## Start Information supplied
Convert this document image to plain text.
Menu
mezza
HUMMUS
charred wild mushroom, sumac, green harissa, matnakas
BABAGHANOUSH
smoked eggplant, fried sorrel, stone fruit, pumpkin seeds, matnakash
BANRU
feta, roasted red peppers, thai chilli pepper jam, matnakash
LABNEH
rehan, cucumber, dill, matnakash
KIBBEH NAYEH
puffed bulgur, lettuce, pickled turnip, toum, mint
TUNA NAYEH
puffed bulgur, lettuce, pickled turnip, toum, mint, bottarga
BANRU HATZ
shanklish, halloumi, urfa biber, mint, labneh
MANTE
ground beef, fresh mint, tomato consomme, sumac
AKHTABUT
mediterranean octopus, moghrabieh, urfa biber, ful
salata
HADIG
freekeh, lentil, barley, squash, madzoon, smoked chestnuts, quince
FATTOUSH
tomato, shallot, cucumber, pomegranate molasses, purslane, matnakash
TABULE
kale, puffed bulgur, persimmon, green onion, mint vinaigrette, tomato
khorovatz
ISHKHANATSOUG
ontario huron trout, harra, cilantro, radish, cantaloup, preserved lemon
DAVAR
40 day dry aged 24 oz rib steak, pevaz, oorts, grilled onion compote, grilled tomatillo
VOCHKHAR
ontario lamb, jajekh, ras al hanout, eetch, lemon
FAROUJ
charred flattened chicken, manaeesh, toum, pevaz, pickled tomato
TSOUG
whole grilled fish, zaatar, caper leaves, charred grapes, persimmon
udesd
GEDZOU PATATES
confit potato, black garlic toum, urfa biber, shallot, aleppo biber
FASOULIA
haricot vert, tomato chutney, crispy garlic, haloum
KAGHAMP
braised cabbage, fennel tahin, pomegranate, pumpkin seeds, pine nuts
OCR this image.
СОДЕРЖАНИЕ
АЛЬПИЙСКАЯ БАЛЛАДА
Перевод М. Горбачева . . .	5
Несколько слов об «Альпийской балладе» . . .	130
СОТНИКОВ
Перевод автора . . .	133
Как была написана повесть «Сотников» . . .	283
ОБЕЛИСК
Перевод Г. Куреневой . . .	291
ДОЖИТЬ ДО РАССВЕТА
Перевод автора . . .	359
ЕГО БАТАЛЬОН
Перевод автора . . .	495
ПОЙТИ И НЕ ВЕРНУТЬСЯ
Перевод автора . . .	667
## End Information supplied
### Instructions for the task
Search the lines for the string "lettuce" and copy every line that has it.

### Written answer
puffed bulgur, lettuce, pickled turnip, toum, mint
puffed bulgur, lettuce, pickled turnip, toum, mint, bottarga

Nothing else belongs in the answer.